Collected data entries
**********

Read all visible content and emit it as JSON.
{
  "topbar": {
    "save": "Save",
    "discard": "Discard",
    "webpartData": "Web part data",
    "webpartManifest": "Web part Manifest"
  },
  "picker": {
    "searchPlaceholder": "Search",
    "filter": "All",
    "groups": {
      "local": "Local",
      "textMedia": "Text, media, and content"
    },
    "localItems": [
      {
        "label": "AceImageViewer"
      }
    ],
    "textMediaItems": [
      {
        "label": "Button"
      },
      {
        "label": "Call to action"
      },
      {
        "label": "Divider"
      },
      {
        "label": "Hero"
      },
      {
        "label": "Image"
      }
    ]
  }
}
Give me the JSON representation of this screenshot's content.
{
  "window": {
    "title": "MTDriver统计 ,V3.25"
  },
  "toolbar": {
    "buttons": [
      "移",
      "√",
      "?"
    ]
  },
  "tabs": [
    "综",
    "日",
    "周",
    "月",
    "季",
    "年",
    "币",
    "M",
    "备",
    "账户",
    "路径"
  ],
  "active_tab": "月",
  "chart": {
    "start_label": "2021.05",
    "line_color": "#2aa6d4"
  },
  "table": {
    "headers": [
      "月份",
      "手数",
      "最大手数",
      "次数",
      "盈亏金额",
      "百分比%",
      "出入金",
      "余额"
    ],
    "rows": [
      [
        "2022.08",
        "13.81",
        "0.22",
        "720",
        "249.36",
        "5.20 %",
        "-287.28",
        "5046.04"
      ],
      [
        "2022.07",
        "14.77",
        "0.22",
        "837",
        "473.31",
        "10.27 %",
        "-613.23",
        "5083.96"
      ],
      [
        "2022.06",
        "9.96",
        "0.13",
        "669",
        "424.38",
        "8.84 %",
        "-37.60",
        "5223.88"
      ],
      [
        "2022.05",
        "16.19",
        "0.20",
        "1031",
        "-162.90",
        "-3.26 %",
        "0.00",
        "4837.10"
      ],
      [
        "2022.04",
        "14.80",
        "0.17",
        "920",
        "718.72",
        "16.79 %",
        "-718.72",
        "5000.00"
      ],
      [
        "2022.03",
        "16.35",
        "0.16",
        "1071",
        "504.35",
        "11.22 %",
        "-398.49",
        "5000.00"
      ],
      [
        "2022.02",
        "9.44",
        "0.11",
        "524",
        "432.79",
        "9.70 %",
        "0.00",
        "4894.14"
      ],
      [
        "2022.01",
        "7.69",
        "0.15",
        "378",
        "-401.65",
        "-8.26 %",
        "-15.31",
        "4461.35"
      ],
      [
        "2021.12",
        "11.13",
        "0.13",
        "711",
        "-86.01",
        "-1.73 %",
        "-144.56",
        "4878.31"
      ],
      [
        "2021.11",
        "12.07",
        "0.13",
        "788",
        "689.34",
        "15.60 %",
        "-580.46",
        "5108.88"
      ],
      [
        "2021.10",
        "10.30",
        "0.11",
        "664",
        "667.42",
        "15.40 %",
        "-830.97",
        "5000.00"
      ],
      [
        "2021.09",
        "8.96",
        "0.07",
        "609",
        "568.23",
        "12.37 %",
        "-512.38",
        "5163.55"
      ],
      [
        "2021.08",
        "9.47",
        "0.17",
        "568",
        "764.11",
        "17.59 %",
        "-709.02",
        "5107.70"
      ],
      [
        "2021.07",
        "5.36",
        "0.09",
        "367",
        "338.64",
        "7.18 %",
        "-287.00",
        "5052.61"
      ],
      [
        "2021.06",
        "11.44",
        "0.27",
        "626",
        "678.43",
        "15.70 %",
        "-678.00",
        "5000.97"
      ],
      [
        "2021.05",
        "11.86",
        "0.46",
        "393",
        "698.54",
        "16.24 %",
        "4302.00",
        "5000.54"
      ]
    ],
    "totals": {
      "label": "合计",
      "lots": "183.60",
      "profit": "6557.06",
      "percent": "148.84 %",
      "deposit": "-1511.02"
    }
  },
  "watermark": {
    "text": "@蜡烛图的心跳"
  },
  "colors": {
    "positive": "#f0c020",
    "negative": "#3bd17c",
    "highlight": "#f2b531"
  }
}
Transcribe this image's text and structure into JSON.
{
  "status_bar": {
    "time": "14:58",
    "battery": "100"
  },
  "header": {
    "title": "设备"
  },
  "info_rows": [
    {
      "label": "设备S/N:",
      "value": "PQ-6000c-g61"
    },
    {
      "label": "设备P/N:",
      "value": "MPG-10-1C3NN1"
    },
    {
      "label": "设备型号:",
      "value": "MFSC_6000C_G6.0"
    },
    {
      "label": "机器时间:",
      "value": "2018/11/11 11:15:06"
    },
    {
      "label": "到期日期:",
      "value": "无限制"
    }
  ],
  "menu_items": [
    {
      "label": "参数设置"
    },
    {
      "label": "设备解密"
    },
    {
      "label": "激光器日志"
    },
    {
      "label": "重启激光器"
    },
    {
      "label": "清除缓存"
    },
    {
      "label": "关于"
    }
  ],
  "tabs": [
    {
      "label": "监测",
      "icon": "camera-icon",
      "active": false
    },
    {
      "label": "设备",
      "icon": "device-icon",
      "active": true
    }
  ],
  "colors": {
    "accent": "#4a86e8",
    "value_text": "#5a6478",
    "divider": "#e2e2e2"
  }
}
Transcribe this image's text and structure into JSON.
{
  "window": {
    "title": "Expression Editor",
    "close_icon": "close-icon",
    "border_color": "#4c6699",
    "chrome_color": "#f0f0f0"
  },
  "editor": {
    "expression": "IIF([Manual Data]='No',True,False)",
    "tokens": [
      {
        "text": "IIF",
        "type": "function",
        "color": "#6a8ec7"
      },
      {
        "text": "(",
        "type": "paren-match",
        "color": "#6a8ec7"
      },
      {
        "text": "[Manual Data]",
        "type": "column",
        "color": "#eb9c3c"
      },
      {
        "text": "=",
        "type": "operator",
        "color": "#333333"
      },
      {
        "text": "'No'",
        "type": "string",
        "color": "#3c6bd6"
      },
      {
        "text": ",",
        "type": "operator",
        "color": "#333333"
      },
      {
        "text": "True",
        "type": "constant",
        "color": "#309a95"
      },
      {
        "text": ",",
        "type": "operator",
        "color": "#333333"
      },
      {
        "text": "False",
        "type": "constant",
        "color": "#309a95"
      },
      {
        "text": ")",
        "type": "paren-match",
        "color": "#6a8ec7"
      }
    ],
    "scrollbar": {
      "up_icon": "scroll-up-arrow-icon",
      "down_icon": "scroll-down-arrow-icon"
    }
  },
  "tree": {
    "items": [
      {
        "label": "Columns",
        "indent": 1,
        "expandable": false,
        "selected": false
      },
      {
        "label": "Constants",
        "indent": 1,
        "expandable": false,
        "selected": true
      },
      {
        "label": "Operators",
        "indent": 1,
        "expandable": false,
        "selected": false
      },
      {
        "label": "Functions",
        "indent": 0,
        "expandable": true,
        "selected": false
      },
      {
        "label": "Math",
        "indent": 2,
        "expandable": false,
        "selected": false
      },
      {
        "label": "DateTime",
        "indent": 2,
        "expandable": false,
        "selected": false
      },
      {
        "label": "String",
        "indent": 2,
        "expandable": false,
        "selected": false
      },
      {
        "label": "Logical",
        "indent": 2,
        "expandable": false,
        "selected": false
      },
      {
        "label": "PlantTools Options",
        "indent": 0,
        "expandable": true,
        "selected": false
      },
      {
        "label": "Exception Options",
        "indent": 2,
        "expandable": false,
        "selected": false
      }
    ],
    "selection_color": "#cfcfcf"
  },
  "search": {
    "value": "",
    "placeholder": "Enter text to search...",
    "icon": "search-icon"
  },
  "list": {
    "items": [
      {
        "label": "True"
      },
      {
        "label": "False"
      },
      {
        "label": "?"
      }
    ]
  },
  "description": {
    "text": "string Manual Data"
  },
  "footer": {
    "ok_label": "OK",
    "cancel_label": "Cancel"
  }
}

**********

■ **STATED EXERCISE**
Looking at the records above, work out how many lines include the string "JSON". Give the number and nothing else.

■ **RESPONSE TO THIS TASK**
4